Exercise goal: Gather all lines in the data that hold the string "Index".

[Data extracted from a collection]
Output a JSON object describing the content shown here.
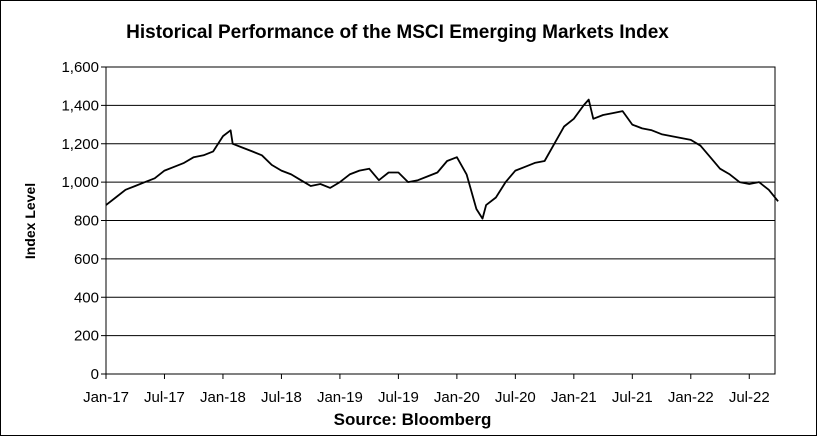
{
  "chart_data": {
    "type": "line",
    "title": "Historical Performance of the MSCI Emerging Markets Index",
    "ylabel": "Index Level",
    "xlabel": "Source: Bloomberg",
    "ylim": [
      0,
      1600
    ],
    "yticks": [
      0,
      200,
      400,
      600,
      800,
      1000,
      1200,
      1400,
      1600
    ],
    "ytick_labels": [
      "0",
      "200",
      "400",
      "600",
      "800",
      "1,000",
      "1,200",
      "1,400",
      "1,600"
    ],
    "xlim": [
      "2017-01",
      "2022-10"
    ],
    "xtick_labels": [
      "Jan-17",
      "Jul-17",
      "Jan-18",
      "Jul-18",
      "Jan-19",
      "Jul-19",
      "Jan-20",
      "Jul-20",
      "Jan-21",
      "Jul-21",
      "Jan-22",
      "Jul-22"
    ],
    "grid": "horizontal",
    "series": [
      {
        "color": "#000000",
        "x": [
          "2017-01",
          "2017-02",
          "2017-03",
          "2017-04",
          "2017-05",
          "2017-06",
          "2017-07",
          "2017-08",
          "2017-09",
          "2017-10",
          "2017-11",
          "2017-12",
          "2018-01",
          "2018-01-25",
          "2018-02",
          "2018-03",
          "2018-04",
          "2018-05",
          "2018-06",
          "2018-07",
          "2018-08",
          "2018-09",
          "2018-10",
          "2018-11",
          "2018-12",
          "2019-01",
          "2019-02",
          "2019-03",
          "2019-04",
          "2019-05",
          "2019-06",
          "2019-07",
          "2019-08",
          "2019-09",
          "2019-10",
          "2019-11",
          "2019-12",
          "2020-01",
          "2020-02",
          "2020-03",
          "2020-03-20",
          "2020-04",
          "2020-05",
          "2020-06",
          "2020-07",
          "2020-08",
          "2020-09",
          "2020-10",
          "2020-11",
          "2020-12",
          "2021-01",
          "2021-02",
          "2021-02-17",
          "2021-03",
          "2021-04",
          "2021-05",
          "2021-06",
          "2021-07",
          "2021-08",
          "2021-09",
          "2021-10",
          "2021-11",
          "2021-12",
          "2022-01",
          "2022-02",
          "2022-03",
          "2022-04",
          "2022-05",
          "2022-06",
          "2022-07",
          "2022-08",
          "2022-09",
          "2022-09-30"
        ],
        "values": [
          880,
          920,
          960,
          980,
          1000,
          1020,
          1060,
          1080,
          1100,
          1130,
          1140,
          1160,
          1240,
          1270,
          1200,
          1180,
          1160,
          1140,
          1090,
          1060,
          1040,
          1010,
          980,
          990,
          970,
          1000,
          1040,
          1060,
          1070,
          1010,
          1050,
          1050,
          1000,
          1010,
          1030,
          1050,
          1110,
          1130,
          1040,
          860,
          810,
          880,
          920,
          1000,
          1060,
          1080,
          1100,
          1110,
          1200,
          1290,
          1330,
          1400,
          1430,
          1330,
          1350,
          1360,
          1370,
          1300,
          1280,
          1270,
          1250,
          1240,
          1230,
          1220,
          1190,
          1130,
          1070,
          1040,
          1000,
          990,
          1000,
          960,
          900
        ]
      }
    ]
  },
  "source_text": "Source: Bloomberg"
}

Exercise output:
    "title": "Historical Performance of the MSCI Emerging Markets Index",
    "ylabel": "Index Level",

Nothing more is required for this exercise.